- **Task requirements**
1. Write out, word for word, the part of the sleep article that opens with the words containing "Yes, you have" and closes with "was especially popular.".
2. Extend the article on how much sleep adults need, starting right after its last sentence.
Page text START
Yes, you have heard it all before. A lack of sleep is bad for your health, both mentally and physically. But the question is, just how much sleep is enough? Is six hours sleep enough or do you really need eight, as has long been suggested?
The fact is that there is no easy answer. Back in 2010, a small study conducted by a psychologist at the University of California San Diego caused a stir because it challenged the notion that the standard 'you need eight hours of sleep a night' and suggested it was incorrect, stating that just 6.5 hours was enough for most adults instead. The study was widely embraced at a time when the 'work, work, work' mantra was especially popular.
The Six Hours Sleep Proclamation Is Challenged
So was that study right? According to another, larger, more recent study, not exactly. This study, conducted by three very respected sleep medicine experts, tested the theory by taking a group of 48 volunteers willing to spend two weeks in a sleep lab and dividing them into three groups.The groups were allowed 4, 6 and 8 hours sleep respectively for two weeks, with one unlucky group – the four-hour folks, also being told not to sleep at all for a period of 36 hours (ouch)
Over the course of the two weeks, each test subject was interviewed every two hours (when not asleep) to determine how they were doing mentally via a series of cognitive tests. Subjects who got only four hours a night did worse on their cognitive tests each day. The group who got six hours of sleep seemed to be holding their own, until around day ten of the study. The eight-hour folks did just fine.And then came the kicker. During the last few days of the study, the subjects who were restricted to a maximum of six hours of sleep per night showed cognitive performance that was as bad as the people who weren’t allowed to sleep at all. Getting only six hours of shut-eye was as bad as not sleeping for two days straight.
There was more. As the researchers spoke to the six-hour group they realized that most of them didn't even realize how badly their cognitive test performance was. They thought they were doing OK and were failing to recognize that they were in serious mental decline.
Page text END
Entries provided START
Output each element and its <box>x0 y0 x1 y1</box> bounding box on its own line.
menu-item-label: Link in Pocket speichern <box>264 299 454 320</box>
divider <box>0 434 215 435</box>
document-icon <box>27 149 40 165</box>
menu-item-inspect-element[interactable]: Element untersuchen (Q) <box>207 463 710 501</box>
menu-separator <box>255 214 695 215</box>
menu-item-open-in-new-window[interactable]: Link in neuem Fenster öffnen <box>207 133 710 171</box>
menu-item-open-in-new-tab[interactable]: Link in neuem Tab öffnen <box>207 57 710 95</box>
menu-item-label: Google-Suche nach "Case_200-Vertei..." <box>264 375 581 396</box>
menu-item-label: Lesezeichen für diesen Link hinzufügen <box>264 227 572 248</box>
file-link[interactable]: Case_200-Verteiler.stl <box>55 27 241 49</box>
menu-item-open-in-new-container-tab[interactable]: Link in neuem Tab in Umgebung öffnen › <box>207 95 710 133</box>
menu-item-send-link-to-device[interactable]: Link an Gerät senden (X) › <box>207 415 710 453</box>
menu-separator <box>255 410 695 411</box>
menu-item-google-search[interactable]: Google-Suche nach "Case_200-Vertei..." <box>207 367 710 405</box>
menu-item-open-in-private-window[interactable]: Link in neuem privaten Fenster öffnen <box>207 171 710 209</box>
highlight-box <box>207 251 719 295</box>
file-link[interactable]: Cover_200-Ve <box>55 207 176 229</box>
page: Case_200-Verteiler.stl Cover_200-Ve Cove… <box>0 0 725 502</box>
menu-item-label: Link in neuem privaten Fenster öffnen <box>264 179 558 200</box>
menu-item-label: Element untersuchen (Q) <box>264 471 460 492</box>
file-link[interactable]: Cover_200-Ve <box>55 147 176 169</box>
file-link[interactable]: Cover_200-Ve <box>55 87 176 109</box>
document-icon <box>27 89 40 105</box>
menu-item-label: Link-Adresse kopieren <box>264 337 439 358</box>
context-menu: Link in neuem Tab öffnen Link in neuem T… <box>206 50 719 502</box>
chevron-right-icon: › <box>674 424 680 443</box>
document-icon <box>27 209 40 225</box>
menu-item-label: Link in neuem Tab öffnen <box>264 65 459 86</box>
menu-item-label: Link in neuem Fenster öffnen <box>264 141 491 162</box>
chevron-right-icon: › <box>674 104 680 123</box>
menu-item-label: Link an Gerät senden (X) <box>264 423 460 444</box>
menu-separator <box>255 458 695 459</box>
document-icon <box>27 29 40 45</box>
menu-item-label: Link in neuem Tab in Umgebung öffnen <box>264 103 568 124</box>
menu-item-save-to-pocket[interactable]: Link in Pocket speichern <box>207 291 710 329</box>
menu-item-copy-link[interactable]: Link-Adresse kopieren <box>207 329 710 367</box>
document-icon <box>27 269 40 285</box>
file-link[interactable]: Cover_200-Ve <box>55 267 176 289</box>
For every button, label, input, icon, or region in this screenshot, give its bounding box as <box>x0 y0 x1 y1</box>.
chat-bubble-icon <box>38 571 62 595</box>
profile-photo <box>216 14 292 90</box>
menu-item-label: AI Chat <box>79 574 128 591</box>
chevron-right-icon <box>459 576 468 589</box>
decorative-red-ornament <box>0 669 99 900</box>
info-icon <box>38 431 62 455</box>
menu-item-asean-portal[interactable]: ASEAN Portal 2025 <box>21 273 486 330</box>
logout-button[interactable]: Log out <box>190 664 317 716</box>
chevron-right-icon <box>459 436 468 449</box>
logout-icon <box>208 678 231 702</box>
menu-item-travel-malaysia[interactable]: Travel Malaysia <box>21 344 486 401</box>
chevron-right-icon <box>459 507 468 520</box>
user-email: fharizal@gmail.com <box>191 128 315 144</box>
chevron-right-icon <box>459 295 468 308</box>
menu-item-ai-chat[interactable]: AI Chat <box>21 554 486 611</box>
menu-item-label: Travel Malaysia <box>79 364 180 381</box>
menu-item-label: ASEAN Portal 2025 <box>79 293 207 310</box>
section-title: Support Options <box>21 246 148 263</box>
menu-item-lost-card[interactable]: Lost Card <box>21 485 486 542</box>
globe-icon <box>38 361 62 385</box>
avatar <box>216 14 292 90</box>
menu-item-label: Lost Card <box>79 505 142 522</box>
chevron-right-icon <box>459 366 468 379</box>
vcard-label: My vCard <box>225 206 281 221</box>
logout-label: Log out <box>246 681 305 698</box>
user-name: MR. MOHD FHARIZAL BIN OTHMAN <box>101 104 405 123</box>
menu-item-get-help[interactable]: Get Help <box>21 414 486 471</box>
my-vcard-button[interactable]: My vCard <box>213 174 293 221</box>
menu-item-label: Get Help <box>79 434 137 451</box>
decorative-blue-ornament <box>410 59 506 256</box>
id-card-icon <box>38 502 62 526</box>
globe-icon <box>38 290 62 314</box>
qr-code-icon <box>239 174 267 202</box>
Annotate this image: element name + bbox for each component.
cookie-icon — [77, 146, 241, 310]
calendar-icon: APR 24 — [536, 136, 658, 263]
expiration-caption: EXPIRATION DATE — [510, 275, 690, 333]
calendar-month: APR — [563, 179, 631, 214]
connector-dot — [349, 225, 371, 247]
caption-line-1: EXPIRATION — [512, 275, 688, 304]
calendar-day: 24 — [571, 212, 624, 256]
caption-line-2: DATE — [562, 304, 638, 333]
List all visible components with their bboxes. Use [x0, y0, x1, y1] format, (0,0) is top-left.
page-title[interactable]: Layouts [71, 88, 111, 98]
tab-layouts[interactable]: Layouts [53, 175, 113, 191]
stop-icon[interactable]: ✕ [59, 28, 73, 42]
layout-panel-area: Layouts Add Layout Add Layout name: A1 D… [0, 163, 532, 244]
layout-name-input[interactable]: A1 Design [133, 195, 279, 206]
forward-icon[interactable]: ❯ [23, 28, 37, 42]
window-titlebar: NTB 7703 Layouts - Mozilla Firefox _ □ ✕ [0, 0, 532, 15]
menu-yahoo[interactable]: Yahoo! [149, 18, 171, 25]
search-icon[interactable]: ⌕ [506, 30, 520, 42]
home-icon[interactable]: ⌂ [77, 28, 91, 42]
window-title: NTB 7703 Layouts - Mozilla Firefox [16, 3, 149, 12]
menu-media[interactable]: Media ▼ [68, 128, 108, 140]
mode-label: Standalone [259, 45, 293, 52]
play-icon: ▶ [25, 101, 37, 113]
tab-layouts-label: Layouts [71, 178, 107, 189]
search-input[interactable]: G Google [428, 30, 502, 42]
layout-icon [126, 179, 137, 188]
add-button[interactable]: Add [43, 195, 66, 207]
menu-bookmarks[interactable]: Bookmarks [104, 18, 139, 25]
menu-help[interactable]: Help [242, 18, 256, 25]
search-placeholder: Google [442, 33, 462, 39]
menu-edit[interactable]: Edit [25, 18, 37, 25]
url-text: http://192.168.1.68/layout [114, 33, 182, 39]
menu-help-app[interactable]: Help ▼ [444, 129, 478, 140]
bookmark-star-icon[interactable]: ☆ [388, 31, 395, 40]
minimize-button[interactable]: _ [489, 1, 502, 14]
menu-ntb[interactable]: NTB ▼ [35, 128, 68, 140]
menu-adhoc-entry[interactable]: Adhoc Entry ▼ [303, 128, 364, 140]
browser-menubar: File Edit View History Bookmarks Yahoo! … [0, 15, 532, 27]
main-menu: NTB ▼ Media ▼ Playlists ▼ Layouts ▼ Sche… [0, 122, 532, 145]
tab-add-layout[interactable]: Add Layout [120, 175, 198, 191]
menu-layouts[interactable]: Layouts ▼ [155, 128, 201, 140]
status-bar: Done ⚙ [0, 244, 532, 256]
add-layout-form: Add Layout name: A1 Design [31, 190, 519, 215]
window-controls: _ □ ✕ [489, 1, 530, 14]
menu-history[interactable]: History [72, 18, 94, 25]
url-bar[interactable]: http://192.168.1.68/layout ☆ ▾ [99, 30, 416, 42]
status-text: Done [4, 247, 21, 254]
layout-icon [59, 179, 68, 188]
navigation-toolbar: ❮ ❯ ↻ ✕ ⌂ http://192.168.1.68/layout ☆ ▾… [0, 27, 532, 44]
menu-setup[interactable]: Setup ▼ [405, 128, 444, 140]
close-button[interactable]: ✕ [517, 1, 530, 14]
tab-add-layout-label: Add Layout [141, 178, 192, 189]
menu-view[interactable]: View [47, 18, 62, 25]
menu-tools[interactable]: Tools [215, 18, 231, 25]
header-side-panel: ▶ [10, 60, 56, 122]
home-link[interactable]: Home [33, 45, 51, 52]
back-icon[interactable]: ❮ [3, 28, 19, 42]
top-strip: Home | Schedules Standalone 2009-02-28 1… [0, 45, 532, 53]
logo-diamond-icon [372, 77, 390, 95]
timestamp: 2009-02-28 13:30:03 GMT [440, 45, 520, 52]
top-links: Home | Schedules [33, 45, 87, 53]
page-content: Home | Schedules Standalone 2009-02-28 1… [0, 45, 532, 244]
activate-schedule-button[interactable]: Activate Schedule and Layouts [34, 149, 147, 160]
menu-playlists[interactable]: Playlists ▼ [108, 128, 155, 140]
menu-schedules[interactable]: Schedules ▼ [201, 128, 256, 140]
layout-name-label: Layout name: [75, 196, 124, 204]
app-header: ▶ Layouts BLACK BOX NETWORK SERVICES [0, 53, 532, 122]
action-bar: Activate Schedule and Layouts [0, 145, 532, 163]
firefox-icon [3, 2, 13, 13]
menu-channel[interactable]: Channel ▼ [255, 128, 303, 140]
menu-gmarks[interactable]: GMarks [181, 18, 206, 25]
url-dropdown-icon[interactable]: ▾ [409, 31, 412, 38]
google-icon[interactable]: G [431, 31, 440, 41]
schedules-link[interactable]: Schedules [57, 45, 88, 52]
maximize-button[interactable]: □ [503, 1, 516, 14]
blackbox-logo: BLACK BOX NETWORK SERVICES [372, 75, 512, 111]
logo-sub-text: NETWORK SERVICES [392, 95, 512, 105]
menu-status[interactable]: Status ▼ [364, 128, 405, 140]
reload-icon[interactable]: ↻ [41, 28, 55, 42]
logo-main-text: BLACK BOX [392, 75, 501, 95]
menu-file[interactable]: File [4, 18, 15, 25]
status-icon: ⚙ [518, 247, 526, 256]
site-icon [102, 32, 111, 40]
Entries provided END
- **Answers for the exercise**
1.
Yes, you have heard it all before. A lack of sleep is bad for your health, both mentally and physically. But the question is, just how much sleep is enough? Is six hours sleep enough or do you really need eight, as has long been suggested?
The fact is that there is no easy answer. Back in 2010, a small study conducted by a psychologist at the University of California San Diego caused a stir because it challenged the notion that the standard 'you need eight hours of sleep a night' and suggested it was incorrect, stating that just 6.5 hours was enough for most adults instead. The study was widely embraced at a time when the 'work, work, work' mantra was especially popular.

2.
The conclusions drawn by the researchers were that this cumulative lack of sleep – the lost two hours over the course of two weeks – was a real problem. Not that the negative effects of cumulative sleep deprivation is a new concept by any means, but experts agreed it’s rare to find research results that are so clear about the effects.
Finding a Way to Get Those Eight Hours
Ask most people who don't get eight hours of sleep a night why they don't and they'll say they are too busy, they have too much to get done, both at work and at home.
However, as it seems that what they are doing won't be as efficient if they don't get enough sleep then it seems like making an effort to find the time would be best. But how?
The final report related to the study had a few suggestions, including having a consistent bedtime, not looking at electronic screens for at least 30 minutes before bed and avoiding caffeine and alcohol for at least three hours before bed, the standard stuff you've been hearing for years.
But there were a few new ideas, including making use of a sleep tracker (even just the one built into the iPhone) to determine how much you are really sleeping and being open to taking active steps to improve sleep quantity and quality, including treating any insomnia issues. And while this all sounds like hard work if you’re functioning as if you hadn’t slept for two days straight because you are missing those two crucial hours, isn’t it worthwhile?